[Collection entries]
* * * * * * * * *
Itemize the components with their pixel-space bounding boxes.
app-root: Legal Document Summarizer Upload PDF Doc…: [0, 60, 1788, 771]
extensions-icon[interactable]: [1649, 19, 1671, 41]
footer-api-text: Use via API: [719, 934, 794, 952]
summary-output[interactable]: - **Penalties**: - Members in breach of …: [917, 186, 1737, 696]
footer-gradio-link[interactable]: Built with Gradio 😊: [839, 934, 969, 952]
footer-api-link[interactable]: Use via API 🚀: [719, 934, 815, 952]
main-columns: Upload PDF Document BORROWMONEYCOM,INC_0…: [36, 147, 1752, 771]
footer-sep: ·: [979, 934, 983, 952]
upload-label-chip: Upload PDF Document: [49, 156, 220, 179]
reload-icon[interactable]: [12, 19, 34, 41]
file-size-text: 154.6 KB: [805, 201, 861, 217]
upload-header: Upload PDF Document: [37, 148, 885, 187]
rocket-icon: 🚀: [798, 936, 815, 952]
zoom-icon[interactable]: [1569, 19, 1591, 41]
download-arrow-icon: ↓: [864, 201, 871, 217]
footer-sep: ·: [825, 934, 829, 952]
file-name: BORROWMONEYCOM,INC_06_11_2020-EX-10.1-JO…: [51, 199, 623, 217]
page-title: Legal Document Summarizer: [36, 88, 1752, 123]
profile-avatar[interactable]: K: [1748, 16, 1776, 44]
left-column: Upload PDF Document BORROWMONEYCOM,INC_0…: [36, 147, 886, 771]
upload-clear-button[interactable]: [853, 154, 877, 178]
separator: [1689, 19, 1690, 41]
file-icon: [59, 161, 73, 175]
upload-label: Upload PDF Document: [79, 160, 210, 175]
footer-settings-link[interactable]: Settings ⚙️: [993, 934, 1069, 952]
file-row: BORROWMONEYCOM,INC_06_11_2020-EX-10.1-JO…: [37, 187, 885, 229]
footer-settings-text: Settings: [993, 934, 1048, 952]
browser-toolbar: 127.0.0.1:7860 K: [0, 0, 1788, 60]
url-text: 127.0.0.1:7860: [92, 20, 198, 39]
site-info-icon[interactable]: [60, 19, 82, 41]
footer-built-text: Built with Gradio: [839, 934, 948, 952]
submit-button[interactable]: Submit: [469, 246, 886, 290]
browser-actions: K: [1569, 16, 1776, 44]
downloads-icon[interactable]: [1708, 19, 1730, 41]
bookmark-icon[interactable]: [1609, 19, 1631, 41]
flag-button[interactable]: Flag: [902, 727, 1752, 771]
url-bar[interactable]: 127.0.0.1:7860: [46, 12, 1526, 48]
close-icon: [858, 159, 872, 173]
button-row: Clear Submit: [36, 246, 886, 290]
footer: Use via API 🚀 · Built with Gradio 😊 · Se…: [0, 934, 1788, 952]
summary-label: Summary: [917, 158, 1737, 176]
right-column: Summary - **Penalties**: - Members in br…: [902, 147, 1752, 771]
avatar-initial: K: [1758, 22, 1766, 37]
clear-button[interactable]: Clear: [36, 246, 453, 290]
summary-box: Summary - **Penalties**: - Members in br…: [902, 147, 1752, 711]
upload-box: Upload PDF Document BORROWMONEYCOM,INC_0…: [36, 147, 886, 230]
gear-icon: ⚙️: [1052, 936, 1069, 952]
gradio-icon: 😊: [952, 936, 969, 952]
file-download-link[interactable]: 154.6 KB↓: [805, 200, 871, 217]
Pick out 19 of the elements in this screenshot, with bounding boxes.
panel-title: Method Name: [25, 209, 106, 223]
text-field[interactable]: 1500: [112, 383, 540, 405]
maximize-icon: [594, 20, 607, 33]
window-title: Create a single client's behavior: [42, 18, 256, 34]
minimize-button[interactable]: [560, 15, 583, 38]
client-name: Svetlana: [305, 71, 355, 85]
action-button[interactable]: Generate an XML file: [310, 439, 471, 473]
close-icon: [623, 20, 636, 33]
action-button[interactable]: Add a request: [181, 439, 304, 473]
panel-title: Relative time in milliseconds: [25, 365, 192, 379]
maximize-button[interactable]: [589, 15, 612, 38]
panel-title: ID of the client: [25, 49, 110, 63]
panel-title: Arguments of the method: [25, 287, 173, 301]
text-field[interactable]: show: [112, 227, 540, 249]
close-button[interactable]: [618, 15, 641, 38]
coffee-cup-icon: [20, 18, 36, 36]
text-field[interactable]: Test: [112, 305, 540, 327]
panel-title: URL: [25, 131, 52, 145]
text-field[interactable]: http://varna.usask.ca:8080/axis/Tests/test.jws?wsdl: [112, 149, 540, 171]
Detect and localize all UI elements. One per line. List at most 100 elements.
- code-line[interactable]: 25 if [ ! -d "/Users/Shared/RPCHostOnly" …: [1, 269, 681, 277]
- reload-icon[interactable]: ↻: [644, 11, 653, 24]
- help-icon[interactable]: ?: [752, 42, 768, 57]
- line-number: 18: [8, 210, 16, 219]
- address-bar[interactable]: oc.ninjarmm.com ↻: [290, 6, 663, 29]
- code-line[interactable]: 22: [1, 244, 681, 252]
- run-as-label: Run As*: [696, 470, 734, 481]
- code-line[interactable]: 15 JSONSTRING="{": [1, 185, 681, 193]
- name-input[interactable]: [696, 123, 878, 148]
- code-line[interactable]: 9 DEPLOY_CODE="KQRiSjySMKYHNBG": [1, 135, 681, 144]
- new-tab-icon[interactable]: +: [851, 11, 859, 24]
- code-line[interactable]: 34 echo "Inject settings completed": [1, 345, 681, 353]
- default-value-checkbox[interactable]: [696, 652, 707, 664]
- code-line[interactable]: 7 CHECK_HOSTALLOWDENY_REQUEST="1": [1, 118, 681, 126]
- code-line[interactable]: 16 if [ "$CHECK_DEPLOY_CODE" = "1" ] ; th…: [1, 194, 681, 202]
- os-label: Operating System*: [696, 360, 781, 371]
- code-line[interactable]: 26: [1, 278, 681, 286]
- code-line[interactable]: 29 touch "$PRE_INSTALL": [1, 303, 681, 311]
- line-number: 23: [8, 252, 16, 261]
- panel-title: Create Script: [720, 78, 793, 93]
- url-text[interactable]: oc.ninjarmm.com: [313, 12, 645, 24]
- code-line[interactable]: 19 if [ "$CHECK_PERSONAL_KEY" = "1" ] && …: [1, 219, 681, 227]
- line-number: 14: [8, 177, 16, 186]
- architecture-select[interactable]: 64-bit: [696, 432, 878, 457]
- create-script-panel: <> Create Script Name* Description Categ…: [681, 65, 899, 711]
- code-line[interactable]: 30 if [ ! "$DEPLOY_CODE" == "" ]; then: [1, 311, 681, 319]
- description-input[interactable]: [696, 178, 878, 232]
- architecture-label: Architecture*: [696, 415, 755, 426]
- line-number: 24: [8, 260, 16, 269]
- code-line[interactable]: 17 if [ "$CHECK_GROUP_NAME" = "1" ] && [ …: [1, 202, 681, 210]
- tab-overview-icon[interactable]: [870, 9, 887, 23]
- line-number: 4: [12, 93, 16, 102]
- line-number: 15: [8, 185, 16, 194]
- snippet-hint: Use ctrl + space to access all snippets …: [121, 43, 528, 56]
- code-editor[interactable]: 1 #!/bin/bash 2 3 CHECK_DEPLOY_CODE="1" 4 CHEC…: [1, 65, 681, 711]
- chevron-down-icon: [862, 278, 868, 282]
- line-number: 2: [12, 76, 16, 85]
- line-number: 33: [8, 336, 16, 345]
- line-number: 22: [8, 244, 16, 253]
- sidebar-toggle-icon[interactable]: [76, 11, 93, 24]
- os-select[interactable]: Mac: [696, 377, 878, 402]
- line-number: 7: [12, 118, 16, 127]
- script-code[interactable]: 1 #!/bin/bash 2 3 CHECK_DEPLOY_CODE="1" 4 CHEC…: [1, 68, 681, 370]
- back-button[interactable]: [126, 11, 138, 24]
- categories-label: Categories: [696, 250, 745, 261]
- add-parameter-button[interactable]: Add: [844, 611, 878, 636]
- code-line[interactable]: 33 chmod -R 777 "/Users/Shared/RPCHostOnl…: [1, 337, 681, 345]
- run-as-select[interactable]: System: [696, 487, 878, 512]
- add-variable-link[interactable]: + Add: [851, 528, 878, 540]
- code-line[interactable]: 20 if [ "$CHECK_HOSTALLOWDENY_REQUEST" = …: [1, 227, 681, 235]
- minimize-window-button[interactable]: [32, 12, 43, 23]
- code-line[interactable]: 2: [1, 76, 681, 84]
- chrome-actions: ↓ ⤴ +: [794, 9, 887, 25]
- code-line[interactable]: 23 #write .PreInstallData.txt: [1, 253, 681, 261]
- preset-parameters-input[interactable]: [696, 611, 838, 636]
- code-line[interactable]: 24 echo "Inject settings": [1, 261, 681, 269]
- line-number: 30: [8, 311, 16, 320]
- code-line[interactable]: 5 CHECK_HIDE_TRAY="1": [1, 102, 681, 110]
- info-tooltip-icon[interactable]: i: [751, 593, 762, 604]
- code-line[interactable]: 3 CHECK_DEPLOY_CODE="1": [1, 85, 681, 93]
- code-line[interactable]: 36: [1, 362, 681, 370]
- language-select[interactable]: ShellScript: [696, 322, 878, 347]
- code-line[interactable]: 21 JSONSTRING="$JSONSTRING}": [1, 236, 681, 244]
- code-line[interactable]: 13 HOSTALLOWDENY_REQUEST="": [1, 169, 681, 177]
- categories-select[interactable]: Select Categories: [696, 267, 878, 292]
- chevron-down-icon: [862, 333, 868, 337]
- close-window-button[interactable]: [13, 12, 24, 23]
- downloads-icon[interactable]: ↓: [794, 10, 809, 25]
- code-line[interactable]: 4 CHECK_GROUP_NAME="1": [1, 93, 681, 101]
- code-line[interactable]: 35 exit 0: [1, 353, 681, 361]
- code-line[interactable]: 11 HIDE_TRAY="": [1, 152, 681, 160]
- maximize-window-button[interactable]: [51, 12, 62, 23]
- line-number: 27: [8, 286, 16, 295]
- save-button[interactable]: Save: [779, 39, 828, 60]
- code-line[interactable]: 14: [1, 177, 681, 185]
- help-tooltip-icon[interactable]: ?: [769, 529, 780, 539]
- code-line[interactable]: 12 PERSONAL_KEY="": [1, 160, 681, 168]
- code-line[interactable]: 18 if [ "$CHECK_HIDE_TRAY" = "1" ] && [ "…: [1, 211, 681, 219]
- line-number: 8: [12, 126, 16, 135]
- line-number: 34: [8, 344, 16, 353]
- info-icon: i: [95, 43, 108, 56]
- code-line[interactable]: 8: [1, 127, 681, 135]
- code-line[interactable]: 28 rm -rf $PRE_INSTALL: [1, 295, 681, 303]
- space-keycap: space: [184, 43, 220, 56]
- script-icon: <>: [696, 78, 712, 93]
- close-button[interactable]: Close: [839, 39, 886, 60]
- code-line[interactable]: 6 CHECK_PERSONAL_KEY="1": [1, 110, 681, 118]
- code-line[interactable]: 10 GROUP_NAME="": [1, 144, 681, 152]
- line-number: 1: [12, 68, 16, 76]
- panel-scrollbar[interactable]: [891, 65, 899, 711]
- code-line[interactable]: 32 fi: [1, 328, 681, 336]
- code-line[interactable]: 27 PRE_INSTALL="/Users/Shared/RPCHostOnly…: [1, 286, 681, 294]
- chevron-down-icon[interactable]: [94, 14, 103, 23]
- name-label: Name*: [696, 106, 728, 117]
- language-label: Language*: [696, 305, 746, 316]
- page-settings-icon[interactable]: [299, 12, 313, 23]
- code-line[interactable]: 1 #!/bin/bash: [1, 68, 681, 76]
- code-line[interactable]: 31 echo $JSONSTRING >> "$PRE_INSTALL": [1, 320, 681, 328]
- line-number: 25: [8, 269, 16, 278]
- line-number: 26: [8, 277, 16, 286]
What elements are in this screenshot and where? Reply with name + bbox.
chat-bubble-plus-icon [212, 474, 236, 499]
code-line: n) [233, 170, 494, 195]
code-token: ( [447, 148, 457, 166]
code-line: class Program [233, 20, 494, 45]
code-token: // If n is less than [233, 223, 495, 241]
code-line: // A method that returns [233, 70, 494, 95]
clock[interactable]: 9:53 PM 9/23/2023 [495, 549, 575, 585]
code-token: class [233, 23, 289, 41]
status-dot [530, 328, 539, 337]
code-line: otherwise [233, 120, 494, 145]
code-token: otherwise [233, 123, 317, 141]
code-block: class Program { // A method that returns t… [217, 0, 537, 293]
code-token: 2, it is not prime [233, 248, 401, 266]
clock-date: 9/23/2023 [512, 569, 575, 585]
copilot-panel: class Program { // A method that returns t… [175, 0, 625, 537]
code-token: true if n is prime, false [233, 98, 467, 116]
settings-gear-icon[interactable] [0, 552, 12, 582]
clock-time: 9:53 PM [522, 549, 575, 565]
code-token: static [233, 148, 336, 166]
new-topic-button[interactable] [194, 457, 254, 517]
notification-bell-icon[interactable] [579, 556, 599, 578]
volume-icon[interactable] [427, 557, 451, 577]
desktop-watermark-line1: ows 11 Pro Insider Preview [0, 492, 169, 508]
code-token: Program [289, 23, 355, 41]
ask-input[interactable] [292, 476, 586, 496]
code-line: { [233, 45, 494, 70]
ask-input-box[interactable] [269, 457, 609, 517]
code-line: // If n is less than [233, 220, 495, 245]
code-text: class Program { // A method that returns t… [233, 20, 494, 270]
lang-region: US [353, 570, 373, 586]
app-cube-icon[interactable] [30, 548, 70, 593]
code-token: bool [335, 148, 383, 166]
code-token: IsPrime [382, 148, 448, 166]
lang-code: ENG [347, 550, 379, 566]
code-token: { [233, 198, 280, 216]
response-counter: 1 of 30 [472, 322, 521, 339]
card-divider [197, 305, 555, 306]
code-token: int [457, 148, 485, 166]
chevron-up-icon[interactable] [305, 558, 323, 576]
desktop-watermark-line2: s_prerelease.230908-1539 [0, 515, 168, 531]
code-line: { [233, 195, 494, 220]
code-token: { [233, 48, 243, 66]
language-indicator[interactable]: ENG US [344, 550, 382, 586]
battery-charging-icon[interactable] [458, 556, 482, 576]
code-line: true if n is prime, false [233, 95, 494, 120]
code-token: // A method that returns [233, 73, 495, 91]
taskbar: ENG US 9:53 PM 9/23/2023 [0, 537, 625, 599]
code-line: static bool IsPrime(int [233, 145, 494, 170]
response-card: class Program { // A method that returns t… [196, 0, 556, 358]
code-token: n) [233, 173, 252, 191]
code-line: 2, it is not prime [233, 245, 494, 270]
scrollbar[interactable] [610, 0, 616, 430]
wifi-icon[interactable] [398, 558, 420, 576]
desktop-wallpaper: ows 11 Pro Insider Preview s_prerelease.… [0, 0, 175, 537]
* * * * * * * * *
*TASK REQUIREMENTS*: Reproduce the material verbatim, starting at its first line and ending at the line that contains "flag-button[interactable]: Flag: [902, 727, 1752, 771]", with both of those lines included.

*PROBLEM SOLUTION*:
Itemize the components with their pixel-space bounding boxes.
app-root: Legal Document Summarizer Upload PDF Doc…: [0, 60, 1788, 771]
extensions-icon[interactable]: [1649, 19, 1671, 41]
footer-api-text: Use via API: [719, 934, 794, 952]
summary-output[interactable]: - **Penalties**: - Members in breach of …: [917, 186, 1737, 696]
footer-gradio-link[interactable]: Built with Gradio 😊: [839, 934, 969, 952]
footer-api-link[interactable]: Use via API 🚀: [719, 934, 815, 952]
main-columns: Upload PDF Document BORROWMONEYCOM,INC_0…: [36, 147, 1752, 771]
footer-sep: ·: [979, 934, 983, 952]
upload-label-chip: Upload PDF Document: [49, 156, 220, 179]
reload-icon[interactable]: [12, 19, 34, 41]
file-size-text: 154.6 KB: [805, 201, 861, 217]
upload-header: Upload PDF Document: [37, 148, 885, 187]
rocket-icon: 🚀: [798, 936, 815, 952]
zoom-icon[interactable]: [1569, 19, 1591, 41]
download-arrow-icon: ↓: [864, 201, 871, 217]
footer-sep: ·: [825, 934, 829, 952]
file-name: BORROWMONEYCOM,INC_06_11_2020-EX-10.1-JO…: [51, 199, 623, 217]
page-title: Legal Document Summarizer: [36, 88, 1752, 123]
profile-avatar[interactable]: K: [1748, 16, 1776, 44]
left-column: Upload PDF Document BORROWMONEYCOM,INC_0…: [36, 147, 886, 771]
upload-clear-button[interactable]: [853, 154, 877, 178]
separator: [1689, 19, 1690, 41]
file-icon: [59, 161, 73, 175]
upload-label: Upload PDF Document: [79, 160, 210, 175]
footer-settings-link[interactable]: Settings ⚙️: [993, 934, 1069, 952]
file-row: BORROWMONEYCOM,INC_06_11_2020-EX-10.1-JO…: [37, 187, 885, 229]
footer-settings-text: Settings: [993, 934, 1048, 952]
browser-toolbar: 127.0.0.1:7860 K: [0, 0, 1788, 60]
url-text: 127.0.0.1:7860: [92, 20, 198, 39]
site-info-icon[interactable]: [60, 19, 82, 41]
footer-built-text: Built with Gradio: [839, 934, 948, 952]
submit-button[interactable]: Submit: [469, 246, 886, 290]
browser-actions: K: [1569, 16, 1776, 44]
downloads-icon[interactable]: [1708, 19, 1730, 41]
bookmark-icon[interactable]: [1609, 19, 1631, 41]
flag-button[interactable]: Flag: [902, 727, 1752, 771]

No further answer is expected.